• **Written request**: Reproduce each line of the data below verbatim, leaving every character unchanged.

━━━ Stored data ━━━

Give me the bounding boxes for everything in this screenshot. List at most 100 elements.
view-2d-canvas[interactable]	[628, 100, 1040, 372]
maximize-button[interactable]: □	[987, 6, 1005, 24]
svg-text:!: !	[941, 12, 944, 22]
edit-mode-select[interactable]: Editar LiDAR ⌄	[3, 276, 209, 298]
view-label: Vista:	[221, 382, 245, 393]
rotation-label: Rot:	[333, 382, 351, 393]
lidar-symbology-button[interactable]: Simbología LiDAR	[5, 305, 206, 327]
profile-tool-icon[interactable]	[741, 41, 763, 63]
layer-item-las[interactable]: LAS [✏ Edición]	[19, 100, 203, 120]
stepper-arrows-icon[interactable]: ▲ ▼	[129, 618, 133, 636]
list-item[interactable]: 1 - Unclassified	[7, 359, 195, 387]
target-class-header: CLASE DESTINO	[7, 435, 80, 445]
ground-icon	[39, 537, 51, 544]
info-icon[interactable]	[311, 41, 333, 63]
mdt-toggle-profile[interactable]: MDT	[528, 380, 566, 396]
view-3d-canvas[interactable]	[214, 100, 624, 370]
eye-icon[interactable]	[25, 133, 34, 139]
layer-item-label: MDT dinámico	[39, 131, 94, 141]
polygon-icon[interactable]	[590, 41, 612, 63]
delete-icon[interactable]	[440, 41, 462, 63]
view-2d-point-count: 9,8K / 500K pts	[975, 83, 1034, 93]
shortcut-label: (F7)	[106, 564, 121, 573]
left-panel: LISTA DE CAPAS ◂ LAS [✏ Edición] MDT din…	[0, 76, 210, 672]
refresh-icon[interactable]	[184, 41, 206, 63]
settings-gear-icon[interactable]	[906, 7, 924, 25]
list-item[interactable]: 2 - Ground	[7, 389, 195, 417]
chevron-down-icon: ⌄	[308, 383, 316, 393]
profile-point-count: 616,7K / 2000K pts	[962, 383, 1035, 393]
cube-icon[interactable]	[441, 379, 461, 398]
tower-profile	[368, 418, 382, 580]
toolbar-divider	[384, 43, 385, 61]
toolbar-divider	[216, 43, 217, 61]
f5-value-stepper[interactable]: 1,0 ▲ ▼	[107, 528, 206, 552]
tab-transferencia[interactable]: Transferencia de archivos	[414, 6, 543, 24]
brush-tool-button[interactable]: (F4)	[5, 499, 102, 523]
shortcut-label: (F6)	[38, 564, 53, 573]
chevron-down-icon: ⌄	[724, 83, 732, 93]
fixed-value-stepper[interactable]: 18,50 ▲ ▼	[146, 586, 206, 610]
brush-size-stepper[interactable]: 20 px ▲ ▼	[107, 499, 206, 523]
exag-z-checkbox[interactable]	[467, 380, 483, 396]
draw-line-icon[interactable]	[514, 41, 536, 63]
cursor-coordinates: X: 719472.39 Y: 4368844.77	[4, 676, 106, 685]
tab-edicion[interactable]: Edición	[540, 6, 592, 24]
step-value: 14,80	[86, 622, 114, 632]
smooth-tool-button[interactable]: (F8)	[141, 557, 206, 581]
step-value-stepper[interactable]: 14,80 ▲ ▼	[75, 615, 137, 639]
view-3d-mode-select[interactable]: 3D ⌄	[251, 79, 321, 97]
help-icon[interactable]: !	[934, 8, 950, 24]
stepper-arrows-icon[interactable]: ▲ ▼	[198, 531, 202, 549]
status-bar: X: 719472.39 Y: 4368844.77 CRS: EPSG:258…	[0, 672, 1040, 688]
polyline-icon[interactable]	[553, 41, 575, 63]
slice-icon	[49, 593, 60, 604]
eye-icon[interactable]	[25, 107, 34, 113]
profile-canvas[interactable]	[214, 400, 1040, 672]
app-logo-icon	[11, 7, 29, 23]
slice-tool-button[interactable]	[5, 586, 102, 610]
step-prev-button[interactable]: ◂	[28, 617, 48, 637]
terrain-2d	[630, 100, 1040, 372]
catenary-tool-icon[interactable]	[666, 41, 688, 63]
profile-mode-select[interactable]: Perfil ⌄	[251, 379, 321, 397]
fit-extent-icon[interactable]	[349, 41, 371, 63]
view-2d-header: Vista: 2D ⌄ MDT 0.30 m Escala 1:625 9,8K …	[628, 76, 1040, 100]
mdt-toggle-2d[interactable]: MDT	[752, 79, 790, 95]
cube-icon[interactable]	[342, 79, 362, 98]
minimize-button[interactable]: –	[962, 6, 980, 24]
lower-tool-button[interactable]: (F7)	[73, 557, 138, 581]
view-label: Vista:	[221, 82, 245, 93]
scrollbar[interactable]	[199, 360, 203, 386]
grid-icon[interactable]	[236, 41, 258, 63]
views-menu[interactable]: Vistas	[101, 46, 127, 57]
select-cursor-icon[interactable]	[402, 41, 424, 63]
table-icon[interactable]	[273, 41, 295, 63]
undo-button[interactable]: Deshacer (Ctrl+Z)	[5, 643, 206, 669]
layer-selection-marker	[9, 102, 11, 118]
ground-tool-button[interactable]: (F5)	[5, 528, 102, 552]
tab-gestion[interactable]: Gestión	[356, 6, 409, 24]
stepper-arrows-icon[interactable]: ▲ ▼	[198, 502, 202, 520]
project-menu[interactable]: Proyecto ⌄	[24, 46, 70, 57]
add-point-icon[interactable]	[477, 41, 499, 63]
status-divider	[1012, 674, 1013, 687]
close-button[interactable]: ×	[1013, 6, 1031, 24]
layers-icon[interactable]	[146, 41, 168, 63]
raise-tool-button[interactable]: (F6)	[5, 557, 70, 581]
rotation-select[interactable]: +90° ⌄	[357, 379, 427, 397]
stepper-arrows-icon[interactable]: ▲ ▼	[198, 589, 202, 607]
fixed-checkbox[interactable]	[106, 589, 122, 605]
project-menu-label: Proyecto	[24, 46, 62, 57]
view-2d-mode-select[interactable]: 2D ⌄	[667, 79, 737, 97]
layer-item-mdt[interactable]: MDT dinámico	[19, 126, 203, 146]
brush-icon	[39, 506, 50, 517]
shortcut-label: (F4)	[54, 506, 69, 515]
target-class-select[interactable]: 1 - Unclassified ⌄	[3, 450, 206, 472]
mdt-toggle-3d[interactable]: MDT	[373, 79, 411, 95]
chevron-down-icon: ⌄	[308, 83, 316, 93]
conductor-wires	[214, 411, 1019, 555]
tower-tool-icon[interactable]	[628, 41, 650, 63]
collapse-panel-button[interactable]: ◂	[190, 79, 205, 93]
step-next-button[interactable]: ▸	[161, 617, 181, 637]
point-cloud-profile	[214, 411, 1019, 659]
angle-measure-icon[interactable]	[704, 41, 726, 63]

━━━

• **Result for this exercise**:
Give me the bounding boxes for everything in this screenshot. List at most 100 elements.
view-2d-canvas[interactable]	[628, 100, 1040, 372]
maximize-button[interactable]: □	[987, 6, 1005, 24]
svg-text:!: !	[941, 12, 944, 22]
edit-mode-select[interactable]: Editar LiDAR ⌄	[3, 276, 209, 298]
view-label: Vista:	[221, 382, 245, 393]
rotation-label: Rot:	[333, 382, 351, 393]
lidar-symbology-button[interactable]: Simbología LiDAR	[5, 305, 206, 327]
profile-tool-icon[interactable]	[741, 41, 763, 63]
layer-item-las[interactable]: LAS [✏ Edición]	[19, 100, 203, 120]
stepper-arrows-icon[interactable]: ▲ ▼	[129, 618, 133, 636]
list-item[interactable]: 1 - Unclassified	[7, 359, 195, 387]
target-class-header: CLASE DESTINO	[7, 435, 80, 445]
ground-icon	[39, 537, 51, 544]
info-icon[interactable]	[311, 41, 333, 63]
mdt-toggle-profile[interactable]: MDT	[528, 380, 566, 396]
view-3d-canvas[interactable]	[214, 100, 624, 370]
eye-icon[interactable]	[25, 133, 34, 139]
layer-item-label: MDT dinámico	[39, 131, 94, 141]
polygon-icon[interactable]	[590, 41, 612, 63]
delete-icon[interactable]	[440, 41, 462, 63]
view-2d-point-count: 9,8K / 500K pts	[975, 83, 1034, 93]
shortcut-label: (F7)	[106, 564, 121, 573]
left-panel: LISTA DE CAPAS ◂ LAS [✏ Edición] MDT din…	[0, 76, 210, 672]
refresh-icon[interactable]	[184, 41, 206, 63]
settings-gear-icon[interactable]	[906, 7, 924, 25]
list-item[interactable]: 2 - Ground	[7, 389, 195, 417]
chevron-down-icon: ⌄	[308, 383, 316, 393]
profile-point-count: 616,7K / 2000K pts	[962, 383, 1035, 393]
cube-icon[interactable]	[441, 379, 461, 398]
tower-profile	[368, 418, 382, 580]
toolbar-divider	[384, 43, 385, 61]
toolbar-divider	[216, 43, 217, 61]
f5-value-stepper[interactable]: 1,0 ▲ ▼	[107, 528, 206, 552]
tab-transferencia[interactable]: Transferencia de archivos	[414, 6, 543, 24]
brush-tool-button[interactable]: (F4)	[5, 499, 102, 523]
shortcut-label: (F6)	[38, 564, 53, 573]
chevron-down-icon: ⌄	[724, 83, 732, 93]
fixed-value-stepper[interactable]: 18,50 ▲ ▼	[146, 586, 206, 610]
brush-size-stepper[interactable]: 20 px ▲ ▼	[107, 499, 206, 523]
exag-z-checkbox[interactable]	[467, 380, 483, 396]
draw-line-icon[interactable]	[514, 41, 536, 63]
cursor-coordinates: X: 719472.39 Y: 4368844.77	[4, 676, 106, 685]
tab-edicion[interactable]: Edición	[540, 6, 592, 24]
step-value: 14,80	[86, 622, 114, 632]
smooth-tool-button[interactable]: (F8)	[141, 557, 206, 581]
step-value-stepper[interactable]: 14,80 ▲ ▼	[75, 615, 137, 639]
view-3d-mode-select[interactable]: 3D ⌄	[251, 79, 321, 97]
help-icon[interactable]: !	[934, 8, 950, 24]
stepper-arrows-icon[interactable]: ▲ ▼	[198, 531, 202, 549]
status-bar: X: 719472.39 Y: 4368844.77 CRS: EPSG:258…	[0, 672, 1040, 688]
polyline-icon[interactable]	[553, 41, 575, 63]
slice-icon	[49, 593, 60, 604]
eye-icon[interactable]	[25, 107, 34, 113]
profile-canvas[interactable]	[214, 400, 1040, 672]
app-logo-icon	[11, 7, 29, 23]
slice-tool-button[interactable]	[5, 586, 102, 610]
step-prev-button[interactable]: ◂	[28, 617, 48, 637]
terrain-2d	[630, 100, 1040, 372]
catenary-tool-icon[interactable]	[666, 41, 688, 63]
profile-mode-select[interactable]: Perfil ⌄	[251, 379, 321, 397]
fit-extent-icon[interactable]	[349, 41, 371, 63]
view-2d-header: Vista: 2D ⌄ MDT 0.30 m Escala 1:625 9,8K …	[628, 76, 1040, 100]
mdt-toggle-2d[interactable]: MDT	[752, 79, 790, 95]
cube-icon[interactable]	[342, 79, 362, 98]
minimize-button[interactable]: –	[962, 6, 980, 24]
lower-tool-button[interactable]: (F7)	[73, 557, 138, 581]
view-label: Vista:	[221, 82, 245, 93]
scrollbar[interactable]	[199, 360, 203, 386]
grid-icon[interactable]	[236, 41, 258, 63]
views-menu[interactable]: Vistas	[101, 46, 127, 57]
select-cursor-icon[interactable]	[402, 41, 424, 63]
table-icon[interactable]	[273, 41, 295, 63]
undo-button[interactable]: Deshacer (Ctrl+Z)	[5, 643, 206, 669]
layer-selection-marker	[9, 102, 11, 118]
ground-tool-button[interactable]: (F5)	[5, 528, 102, 552]
tab-gestion[interactable]: Gestión	[356, 6, 409, 24]
stepper-arrows-icon[interactable]: ▲ ▼	[198, 502, 202, 520]
project-menu[interactable]: Proyecto ⌄	[24, 46, 70, 57]
add-point-icon[interactable]	[477, 41, 499, 63]
status-divider	[1012, 674, 1013, 687]
close-button[interactable]: ×	[1013, 6, 1031, 24]
layers-icon[interactable]	[146, 41, 168, 63]
raise-tool-button[interactable]: (F6)	[5, 557, 70, 581]
rotation-select[interactable]: +90° ⌄	[357, 379, 427, 397]
stepper-arrows-icon[interactable]: ▲ ▼	[198, 589, 202, 607]
fixed-checkbox[interactable]	[106, 589, 122, 605]
project-menu-label: Proyecto	[24, 46, 62, 57]
view-2d-mode-select[interactable]: 2D ⌄	[667, 79, 737, 97]
layer-item-mdt[interactable]: MDT dinámico	[19, 126, 203, 146]
brush-icon	[39, 506, 50, 517]
shortcut-label: (F4)	[54, 506, 69, 515]
target-class-select[interactable]: 1 - Unclassified ⌄	[3, 450, 206, 472]
mdt-toggle-3d[interactable]: MDT	[373, 79, 411, 95]
chevron-down-icon: ⌄	[308, 83, 316, 93]
conductor-wires	[214, 411, 1019, 555]
tower-tool-icon[interactable]	[628, 41, 650, 63]
collapse-panel-button[interactable]: ◂	[190, 79, 205, 93]
step-next-button[interactable]: ▸	[161, 617, 181, 637]
point-cloud-profile	[214, 411, 1019, 659]
angle-measure-icon[interactable]	[704, 41, 726, 63]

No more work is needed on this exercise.